(A block of data)
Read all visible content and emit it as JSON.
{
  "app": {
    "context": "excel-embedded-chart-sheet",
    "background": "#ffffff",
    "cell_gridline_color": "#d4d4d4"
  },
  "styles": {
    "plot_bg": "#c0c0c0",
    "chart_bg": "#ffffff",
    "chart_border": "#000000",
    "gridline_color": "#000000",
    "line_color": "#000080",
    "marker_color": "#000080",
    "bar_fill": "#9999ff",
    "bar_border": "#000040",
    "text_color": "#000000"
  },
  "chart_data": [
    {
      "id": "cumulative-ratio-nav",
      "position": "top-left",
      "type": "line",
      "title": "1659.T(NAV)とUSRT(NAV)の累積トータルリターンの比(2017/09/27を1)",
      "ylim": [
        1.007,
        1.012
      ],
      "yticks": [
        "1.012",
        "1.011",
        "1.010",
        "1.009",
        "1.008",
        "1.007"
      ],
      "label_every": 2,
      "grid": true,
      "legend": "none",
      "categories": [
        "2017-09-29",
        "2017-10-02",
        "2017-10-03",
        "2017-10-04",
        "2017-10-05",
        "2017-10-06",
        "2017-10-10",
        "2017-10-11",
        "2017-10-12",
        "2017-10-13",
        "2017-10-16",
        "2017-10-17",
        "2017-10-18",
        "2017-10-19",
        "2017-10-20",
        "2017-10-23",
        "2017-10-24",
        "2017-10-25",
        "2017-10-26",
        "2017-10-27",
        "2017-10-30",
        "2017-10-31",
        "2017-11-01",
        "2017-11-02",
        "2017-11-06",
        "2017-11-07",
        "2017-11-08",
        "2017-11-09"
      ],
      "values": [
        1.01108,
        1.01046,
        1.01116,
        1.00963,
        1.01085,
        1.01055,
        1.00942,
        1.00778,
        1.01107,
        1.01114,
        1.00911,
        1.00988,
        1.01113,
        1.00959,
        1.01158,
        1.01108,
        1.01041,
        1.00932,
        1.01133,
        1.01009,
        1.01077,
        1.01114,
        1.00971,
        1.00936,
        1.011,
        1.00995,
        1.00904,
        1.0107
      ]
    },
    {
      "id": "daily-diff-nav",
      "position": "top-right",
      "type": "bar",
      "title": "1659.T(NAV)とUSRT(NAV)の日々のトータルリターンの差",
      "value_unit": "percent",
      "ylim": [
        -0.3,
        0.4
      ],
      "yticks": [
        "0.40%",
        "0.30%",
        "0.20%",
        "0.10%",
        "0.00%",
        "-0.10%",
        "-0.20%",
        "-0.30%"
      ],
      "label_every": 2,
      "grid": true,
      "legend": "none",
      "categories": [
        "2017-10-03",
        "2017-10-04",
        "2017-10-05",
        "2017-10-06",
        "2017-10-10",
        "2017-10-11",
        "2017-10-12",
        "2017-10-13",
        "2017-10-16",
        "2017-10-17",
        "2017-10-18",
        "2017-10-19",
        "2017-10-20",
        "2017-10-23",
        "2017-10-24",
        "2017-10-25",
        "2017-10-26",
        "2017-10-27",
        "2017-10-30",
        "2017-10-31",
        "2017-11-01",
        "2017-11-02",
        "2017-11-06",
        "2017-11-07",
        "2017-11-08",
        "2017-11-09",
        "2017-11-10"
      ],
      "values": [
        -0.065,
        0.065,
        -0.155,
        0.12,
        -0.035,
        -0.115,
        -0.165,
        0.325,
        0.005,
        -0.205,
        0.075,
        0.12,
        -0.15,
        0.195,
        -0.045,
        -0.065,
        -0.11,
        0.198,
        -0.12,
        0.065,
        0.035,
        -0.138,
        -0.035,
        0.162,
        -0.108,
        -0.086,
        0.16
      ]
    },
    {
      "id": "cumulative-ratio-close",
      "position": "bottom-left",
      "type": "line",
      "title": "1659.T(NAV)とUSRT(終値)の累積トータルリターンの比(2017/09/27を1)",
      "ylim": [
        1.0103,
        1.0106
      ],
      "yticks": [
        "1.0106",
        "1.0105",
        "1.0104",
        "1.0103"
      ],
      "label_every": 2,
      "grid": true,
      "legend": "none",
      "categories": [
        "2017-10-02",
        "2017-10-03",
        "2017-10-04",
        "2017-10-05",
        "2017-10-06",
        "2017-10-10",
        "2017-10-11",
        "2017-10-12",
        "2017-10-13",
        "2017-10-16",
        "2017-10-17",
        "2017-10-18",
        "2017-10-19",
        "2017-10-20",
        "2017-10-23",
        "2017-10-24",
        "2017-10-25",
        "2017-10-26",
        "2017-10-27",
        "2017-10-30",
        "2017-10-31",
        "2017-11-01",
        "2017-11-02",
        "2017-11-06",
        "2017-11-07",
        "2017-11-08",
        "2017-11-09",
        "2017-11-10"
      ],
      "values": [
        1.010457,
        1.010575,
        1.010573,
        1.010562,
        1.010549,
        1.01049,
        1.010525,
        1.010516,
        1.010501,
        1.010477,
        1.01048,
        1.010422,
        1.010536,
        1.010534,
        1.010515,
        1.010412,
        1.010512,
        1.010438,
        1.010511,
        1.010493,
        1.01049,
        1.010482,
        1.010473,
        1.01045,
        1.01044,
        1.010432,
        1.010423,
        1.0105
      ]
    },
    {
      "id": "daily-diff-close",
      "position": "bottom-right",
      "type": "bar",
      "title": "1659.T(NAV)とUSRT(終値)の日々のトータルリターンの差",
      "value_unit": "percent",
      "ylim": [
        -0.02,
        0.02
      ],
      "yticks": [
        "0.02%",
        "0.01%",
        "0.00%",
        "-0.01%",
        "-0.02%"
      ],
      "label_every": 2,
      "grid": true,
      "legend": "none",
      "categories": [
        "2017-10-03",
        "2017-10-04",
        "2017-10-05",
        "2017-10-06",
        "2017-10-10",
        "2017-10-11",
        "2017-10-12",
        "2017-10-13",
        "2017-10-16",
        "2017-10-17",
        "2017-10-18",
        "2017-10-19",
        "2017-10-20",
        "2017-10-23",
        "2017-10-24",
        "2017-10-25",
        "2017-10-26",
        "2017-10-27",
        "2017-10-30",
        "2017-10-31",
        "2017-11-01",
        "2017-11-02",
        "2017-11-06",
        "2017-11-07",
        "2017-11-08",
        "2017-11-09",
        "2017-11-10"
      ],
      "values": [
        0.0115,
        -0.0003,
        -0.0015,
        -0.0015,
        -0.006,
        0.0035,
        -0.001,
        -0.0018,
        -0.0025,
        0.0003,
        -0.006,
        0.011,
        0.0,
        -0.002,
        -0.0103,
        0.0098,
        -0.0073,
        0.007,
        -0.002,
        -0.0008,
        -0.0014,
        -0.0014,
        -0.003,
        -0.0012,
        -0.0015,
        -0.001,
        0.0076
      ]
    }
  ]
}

* **Given problem**:
Copy out each line of the data where the string "ratio" appears.

* **Reply to the task**:
      "id": "cumulative-ratio-nav",
      "id": "cumulative-ratio-close",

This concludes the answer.